Pfizer has ended development of a B7-H4-directed antibody-drug conjugate (ADC), triggering a $1 billion impairment charge. The Big Pharma disclosed the blow alongside a $200 million charge linked to another ADC.
The $1 billion charge is tied to B7H4V, an ADC that Pfizer acquired in its takeover of Seagen late in 2023. Seagen began a phase 1 trial of the ADC in people with advanced solid tumors in 2022. Recruitment stopped in September 2023 but resumed again the next month. Seagen stopped enrollment again in December 2024. Now, Pfizer has revealed the latest halt is permanent.
“We have made a business decision to discontinue the felmetatug vedotin (FV) development program based on clinical data generated to date indicating that FV is unlikely to achieve a meaningful improvement over standard-of-care chemotherapy in patients with advanced solid tumors, including triple-negative breast cancer," a Pfizer spokesperson said via email. "There have been no new safety signals observed in patients taking FV."
Pfizer talked up the prospects of the drug at an oncology day event 11 months ago, including the asset on a list of eight potential blockbusters that its pipeline could generate by 2030. The drugmaker used the event to tout early signs of antitumor activity in patients with two types of breast cancer: triple negative and HER-positive, HER2-negative. At the time, Pfizer was also targeting ovarian and endometrial cancer with the ADC.
B7-H4 is a competitive space. AstraZeneca and GSK have rival ADCs in the clinic. Other drug developers have aimed bispecifics at the target but that race has thinned out in recent years, with Pfizer and Genmab terminating programs.
Pfizer reported (PDF) the discontinuation of B7H4V as part of $2.9 billion in intangible asset impairment charges in its fourth-quarter results. Another ADC, disitamab vedotin, accounted for $200 million of the charges.
Seagen took the HER2-directed ADC into a phase 3 trial in people with previously untreated urothelial cancer in 2023. The ADC, which Seagen bought for $200 million upfront in 2021, works in the same way as Enhertu but AstraZeneca and Daiichi Sankyo’s blockbuster is yet to win approval for first-line use in urothelial cancer.
The $200 million disitamab vedotin impairment charge reflects the reality of “emerging competition,” Pfizer said in its financial filing. RemeGen, the biotech that licensed ex-Asia rights to Seagen, won approval for disitamab vedotin in China in 2021.
As part of its financials, the New York pharma also revealed it has "discontinued" phase 2 work on heart failure hopeful ponsegromab. The drug is still being tested in cancer patients with wasting syndrome to help them gain weight.

------

— What this task involves —
Reproduce the Pfizer article word for word, everything from "B7-H4 is a competitive" down to "Genmab terminating programs.". The records come from a different source than the Pfizer article.

(Dataset items)
------

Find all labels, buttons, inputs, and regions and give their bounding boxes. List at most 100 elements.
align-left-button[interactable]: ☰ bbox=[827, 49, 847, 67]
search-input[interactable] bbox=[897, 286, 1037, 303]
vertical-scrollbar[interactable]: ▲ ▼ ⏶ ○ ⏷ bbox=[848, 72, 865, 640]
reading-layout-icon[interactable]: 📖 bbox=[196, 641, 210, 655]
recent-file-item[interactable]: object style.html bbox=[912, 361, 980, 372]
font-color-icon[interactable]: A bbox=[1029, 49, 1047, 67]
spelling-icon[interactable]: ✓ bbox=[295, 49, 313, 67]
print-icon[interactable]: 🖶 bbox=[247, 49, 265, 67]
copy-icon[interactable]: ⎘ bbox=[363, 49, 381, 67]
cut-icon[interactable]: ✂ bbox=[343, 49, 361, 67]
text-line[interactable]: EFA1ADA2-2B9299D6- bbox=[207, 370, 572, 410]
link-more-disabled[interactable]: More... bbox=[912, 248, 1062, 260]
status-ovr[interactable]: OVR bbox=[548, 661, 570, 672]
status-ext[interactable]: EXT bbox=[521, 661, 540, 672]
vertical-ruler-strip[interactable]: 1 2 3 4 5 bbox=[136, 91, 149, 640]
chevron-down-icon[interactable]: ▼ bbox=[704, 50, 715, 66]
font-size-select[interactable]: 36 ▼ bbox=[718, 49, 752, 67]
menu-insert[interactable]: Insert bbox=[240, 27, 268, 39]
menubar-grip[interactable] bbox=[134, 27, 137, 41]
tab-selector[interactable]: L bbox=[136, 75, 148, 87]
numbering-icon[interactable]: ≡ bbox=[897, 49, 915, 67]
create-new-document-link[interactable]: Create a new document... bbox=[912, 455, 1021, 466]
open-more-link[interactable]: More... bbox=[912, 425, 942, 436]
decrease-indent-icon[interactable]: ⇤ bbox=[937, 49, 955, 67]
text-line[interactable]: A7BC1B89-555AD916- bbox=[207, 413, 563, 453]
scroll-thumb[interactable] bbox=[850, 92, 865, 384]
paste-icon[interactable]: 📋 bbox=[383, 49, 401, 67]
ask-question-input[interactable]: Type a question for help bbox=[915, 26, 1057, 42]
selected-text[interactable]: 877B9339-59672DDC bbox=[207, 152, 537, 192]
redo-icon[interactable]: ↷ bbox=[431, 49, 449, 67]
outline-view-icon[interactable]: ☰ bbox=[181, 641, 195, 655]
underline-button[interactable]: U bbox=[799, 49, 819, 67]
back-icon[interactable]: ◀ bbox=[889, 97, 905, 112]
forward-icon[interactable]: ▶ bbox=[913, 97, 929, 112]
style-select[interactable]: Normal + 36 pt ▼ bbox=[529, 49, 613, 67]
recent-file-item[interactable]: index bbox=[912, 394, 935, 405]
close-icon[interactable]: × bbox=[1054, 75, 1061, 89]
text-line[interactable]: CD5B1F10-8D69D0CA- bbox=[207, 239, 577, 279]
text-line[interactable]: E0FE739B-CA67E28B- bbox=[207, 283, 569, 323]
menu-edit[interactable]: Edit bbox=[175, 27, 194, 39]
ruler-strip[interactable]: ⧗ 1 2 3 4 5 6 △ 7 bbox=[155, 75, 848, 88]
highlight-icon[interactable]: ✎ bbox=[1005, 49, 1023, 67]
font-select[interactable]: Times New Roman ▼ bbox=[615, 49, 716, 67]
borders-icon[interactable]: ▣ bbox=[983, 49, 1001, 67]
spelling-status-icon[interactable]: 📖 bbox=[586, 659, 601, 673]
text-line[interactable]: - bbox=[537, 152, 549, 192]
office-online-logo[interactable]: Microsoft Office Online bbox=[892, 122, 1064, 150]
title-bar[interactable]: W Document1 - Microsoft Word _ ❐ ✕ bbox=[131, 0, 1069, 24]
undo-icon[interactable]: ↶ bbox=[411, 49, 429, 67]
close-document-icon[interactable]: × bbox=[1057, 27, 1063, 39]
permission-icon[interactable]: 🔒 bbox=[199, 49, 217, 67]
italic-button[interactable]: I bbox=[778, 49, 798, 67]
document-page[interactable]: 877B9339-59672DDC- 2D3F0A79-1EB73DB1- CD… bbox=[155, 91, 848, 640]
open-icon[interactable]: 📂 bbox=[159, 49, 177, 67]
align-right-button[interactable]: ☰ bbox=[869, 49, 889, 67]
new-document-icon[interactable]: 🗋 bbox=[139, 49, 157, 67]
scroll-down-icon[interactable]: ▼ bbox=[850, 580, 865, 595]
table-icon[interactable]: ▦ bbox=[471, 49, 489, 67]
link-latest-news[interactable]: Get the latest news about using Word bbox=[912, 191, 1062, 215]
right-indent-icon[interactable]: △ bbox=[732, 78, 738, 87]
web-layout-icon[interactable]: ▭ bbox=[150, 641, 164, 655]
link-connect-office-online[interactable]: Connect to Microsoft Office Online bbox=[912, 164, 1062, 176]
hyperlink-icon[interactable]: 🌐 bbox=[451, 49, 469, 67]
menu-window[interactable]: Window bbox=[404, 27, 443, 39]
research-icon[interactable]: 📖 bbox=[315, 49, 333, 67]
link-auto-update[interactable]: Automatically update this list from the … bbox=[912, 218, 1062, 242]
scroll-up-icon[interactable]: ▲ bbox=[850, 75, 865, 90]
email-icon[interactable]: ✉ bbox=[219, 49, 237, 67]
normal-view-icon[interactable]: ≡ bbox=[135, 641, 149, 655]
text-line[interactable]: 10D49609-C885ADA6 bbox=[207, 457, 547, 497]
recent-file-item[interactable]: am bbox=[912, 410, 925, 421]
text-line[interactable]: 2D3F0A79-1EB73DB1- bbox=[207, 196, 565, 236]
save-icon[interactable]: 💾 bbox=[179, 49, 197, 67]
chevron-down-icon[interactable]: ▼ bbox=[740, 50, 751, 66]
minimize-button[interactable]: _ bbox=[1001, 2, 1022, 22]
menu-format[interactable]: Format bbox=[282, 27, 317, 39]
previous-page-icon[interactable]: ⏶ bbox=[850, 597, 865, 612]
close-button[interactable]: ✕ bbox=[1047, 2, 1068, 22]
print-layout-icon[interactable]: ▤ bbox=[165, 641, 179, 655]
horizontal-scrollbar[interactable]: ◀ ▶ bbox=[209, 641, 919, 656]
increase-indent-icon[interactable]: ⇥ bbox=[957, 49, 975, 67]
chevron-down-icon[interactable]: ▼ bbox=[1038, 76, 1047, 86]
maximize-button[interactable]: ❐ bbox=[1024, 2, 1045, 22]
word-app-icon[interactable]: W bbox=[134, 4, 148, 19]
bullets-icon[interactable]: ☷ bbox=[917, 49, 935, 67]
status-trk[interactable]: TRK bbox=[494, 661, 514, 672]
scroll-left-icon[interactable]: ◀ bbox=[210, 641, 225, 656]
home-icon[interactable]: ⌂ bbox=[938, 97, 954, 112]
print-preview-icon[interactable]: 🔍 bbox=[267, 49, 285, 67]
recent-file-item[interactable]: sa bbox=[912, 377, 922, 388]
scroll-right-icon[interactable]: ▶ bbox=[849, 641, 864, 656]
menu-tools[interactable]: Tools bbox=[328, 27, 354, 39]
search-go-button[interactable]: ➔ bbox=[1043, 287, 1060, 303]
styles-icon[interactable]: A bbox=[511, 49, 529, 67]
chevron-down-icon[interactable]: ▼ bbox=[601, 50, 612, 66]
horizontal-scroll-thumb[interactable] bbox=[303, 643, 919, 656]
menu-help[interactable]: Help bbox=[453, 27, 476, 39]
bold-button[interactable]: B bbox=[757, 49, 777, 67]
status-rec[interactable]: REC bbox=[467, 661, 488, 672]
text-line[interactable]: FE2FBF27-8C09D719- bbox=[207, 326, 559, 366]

------

— Solution to this task —
B7-H4 is a competitive space. AstraZeneca and GSK have rival ADCs in the clinic. Other drug developers have aimed bispecifics at the target but that race has thinned out in recent years, with Pfizer and Genmab terminating programs.